───── ТЕКСТ ДЛЯ ЧТЕНИЯ
1917. Кара до покаяния - Шамиль Куряев 17 стр.


Во-первых, не стоит преувеличивать "дидактическое" значение этой кампании. Как-никак, "Дневник Вырубовой" на площадях не сжигали, за хранение его не расстреливали! А создатели его (Толстой и Щёголев) нимало не пострадали; напротив – продолжали благоденствовать, до самой смерти оставаясь благополучными и востребованными "людьми Системы". Толстой – тот и вовсе был превознесён и возвеличен Советской властью сверх всякой меры, а в конце концов удостоился посмертного общегосударственного траура! И это – во время Великой Отечественной войны!

Во-вторых, больно уж характерна ситуация с "Минувшими днями", в которых публиковался (и "мотором" которых являлся) "Дневник Вырубовой". Слишком уж она напоминает историю с небезызвестным еженедельником Юлиуса Штрейхера "Штюрмер"! Дело в том, что Покровский после скандала с липовым "Дневником" добился решения ЦК ВКП(б) о закрытии "Минувших дней". Сильная мера? Но так ведь и погромнопорнографический "Штюрмер" тоже "преследовался" высшими бонзами Третьего Рейха. И что? – кто-то на этом основании решится отрицать роль "Штюрмера" в становлении идеологии официального антисемитизма в нацистской Германии?!
──────────
───── ИСХОДНЫЕ ДАННЫЕ
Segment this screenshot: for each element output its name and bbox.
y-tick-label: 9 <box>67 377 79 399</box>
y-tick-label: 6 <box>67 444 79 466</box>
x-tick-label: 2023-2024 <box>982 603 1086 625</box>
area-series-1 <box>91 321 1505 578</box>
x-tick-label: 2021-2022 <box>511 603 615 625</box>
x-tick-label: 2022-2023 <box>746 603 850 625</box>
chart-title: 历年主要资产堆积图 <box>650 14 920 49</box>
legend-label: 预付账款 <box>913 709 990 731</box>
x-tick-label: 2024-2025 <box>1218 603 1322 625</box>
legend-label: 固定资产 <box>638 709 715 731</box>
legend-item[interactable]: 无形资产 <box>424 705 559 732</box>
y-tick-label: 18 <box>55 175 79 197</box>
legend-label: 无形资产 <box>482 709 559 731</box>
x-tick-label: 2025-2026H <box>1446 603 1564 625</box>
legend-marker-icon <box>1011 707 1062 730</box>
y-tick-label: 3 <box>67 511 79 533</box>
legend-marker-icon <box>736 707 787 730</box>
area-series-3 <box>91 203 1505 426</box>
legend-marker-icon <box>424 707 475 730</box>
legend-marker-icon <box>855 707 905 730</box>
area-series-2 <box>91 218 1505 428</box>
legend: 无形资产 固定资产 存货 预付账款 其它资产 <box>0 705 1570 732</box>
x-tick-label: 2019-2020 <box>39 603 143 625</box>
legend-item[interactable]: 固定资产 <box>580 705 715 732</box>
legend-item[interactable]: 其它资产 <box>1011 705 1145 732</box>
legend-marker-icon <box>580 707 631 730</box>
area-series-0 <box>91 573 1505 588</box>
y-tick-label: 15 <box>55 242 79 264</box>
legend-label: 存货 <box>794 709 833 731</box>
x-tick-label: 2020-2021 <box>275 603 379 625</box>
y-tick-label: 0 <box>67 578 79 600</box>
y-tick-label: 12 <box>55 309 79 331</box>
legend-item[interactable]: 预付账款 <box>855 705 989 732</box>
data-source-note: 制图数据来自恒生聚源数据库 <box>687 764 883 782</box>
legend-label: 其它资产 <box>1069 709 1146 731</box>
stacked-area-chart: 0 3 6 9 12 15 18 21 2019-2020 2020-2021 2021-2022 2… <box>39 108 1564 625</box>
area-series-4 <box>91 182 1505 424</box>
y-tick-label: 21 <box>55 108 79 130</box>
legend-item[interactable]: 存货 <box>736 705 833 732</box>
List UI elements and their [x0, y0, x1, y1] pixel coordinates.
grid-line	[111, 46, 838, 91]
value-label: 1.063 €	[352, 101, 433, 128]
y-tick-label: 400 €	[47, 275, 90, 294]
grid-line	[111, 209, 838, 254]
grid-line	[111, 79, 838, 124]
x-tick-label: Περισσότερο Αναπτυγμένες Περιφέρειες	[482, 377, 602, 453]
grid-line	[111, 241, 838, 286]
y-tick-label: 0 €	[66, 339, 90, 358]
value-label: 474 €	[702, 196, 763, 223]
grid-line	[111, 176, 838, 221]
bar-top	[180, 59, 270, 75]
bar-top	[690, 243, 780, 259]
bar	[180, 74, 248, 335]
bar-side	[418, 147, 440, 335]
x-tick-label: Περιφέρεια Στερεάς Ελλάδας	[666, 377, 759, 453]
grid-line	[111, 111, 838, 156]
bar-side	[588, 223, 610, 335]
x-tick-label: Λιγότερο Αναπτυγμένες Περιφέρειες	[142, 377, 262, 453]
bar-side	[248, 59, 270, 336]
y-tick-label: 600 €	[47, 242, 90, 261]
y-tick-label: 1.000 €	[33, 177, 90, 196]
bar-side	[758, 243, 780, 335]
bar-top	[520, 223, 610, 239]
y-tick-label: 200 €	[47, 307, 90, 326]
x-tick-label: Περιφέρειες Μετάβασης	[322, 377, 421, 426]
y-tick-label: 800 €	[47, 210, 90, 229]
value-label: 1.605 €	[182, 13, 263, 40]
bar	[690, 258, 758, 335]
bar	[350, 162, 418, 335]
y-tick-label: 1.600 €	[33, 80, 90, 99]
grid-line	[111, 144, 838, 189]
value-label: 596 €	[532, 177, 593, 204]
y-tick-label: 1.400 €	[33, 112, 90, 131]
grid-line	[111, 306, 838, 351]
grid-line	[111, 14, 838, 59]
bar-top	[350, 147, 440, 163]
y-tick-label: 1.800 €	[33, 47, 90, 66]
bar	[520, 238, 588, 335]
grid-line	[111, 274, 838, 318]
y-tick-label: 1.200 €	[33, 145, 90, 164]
──────────
• _НАБОР ЗАДАНИЙ_
1. Воспроизведите дословно отрывок текста о «Дневнике Вырубовой» от слов «1917. Кара до» до слов «Великой Отечественной войны!» включительно.
2. Продолжите текст о «Дневнике Вырубовой» с его последнего предложения.
Строки представляют собой отдельный материал.

• _ОТВЕТЫ ПО ПОРЯДКУ_
1.
1917. Кара до покаяния - Шамиль Куряев 17 стр.


Во-первых, не стоит преувеличивать "дидактическое" значение этой кампании. Как-никак, "Дневник Вырубовой" на площадях не сжигали, за хранение его не расстреливали! А создатели его (Толстой и Щёголев) нимало не пострадали; напротив – продолжали благоденствовать, до самой смерти оставаясь благополучными и востребованными "людьми Системы". Толстой – тот и вовсе был превознесён и возвеличен Советской властью сверх всякой меры, а в конце концов удостоился посмертного общегосударственного траура! И это – во время Великой Отечественной войны!

2.
Любое тоталитарное государство понимает, что "мамы разные нужны – мамы всякие важны". Тоталитаризму всегда приходится задействовать широкий арсенал приёмов. На то он и тоталитаризм! Для шибко умных – научные труды (пусть – идеологически выдержанные, но с претензией на академизм). Для масс – поделки попроще: "Дневник Вырубовой", "Протоколы сионских мудрецов", "Заговор императрицы", "Еврей Зюсс"…

Но "кликуш" у коммунистов в 20-е – 30-е годы и без того хватало. Один пролетарский поэт Демьян Бедный чего стоил! А акын Джамбул? А кремлёвский комендант Мальков? По грубости и примитивности, по откровенному идиотизму их "творения" вполне могли дать фору "Дневнику Вырубовой". Но – не критиковались! Никто в Советской России не обзывал их "вылазками бульварщины". За что ж "Дневнику" такая немилость?

Именно здесь, пожалуй, и кроется очень специфическое "в-третьих". Проблема в том, что в любом деле надо "выдерживать стиль". Всё хорошо – на своём месте. Трудно сочетать в одном флаконе площадную нецензурщину и тонкий яд. Щёголев и Толстой решились на серьёзный и ответственный шаг – взялись написать полноценную историческую фальшивку (что требует осмотрительности, внимания к деталям, известной "добросовестности" и трудолюбия), а к делу подошли – как к еженедельному фельетону в заводской многотиражке!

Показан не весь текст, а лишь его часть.